## WORK TO COMPLETE
Look over the lines below. Report each one that includes the string "Downregulated".

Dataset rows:
* begin *
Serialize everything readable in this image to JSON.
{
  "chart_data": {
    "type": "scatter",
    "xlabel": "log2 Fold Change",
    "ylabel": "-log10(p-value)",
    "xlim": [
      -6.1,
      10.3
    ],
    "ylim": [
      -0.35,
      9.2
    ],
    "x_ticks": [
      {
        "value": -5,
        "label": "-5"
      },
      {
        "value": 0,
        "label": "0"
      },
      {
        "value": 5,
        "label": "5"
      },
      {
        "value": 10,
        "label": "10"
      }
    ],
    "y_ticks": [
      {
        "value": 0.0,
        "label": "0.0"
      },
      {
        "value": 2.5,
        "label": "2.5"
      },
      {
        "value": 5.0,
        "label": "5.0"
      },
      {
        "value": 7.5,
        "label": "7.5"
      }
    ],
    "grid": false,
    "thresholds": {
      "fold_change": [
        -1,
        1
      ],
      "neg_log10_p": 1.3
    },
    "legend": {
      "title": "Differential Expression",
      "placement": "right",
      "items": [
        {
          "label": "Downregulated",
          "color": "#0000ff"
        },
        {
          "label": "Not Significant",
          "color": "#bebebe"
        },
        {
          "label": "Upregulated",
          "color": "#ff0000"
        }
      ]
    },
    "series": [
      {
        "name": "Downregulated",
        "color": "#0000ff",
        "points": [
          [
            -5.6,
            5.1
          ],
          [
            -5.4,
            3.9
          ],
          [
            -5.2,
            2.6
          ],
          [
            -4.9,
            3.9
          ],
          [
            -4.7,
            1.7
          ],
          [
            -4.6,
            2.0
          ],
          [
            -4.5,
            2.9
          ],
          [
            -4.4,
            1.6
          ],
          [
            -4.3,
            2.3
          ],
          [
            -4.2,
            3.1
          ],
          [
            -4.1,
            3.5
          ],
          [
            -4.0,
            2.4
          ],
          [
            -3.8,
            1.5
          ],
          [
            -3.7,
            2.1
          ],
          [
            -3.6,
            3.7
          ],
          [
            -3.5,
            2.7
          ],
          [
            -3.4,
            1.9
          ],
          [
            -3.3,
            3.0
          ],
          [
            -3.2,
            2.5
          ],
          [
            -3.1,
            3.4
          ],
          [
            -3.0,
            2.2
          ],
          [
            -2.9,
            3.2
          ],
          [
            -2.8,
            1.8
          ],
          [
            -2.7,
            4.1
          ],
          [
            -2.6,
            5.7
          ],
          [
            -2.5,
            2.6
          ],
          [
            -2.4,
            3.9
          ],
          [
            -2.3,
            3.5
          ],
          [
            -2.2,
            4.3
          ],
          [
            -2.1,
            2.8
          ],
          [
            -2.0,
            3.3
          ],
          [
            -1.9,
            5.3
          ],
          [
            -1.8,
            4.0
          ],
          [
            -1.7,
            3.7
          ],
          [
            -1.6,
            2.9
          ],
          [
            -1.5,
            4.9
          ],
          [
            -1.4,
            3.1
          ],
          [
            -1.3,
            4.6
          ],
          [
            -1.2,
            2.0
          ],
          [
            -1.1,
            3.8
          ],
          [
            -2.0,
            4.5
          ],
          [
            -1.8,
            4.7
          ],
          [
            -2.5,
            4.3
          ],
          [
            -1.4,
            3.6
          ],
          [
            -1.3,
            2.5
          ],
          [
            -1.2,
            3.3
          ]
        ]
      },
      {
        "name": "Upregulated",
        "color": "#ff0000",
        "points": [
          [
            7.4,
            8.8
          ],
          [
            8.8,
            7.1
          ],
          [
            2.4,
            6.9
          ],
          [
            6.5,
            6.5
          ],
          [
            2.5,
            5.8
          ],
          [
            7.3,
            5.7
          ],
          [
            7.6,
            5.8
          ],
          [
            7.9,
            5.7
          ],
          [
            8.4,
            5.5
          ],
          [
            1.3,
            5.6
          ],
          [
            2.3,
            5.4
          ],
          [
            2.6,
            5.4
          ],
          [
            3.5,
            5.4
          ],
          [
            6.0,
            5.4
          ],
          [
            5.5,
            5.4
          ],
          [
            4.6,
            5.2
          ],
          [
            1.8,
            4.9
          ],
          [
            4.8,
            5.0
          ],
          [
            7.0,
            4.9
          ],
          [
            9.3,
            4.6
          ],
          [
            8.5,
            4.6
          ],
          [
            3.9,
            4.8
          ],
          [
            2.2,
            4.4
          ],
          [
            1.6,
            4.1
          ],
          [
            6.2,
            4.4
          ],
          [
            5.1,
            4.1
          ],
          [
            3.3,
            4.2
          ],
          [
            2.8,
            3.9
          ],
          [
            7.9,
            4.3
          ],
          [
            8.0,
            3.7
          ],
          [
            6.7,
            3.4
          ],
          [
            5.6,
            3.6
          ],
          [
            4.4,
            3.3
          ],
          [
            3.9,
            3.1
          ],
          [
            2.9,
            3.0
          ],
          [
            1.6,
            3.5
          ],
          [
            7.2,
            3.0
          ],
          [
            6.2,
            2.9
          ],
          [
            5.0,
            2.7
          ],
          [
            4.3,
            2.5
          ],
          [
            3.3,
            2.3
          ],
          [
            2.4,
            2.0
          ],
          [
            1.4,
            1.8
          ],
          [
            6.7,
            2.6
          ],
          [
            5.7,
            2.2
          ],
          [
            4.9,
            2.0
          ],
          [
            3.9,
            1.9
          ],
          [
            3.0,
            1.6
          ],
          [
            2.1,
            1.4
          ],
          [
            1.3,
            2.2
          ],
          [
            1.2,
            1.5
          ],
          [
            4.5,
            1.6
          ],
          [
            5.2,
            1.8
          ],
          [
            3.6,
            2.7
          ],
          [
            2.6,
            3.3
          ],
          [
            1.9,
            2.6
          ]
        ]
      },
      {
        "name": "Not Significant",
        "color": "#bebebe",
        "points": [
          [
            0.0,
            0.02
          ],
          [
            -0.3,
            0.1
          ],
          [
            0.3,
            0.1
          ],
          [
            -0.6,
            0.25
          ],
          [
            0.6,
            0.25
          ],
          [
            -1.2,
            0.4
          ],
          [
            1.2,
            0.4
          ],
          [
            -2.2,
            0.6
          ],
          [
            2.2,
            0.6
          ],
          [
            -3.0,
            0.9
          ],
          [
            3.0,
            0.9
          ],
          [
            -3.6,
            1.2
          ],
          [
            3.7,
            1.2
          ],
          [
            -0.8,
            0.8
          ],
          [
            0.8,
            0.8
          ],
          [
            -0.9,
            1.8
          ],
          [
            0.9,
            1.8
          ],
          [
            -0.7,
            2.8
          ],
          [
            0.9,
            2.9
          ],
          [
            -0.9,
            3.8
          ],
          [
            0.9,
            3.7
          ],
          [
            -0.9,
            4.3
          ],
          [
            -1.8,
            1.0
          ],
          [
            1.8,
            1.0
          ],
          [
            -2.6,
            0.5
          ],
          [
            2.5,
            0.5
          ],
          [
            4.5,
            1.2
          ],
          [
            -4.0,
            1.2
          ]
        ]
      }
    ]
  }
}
* end *
## OUTPUT
          "label": "Downregulated",
        "name": "Downregulated",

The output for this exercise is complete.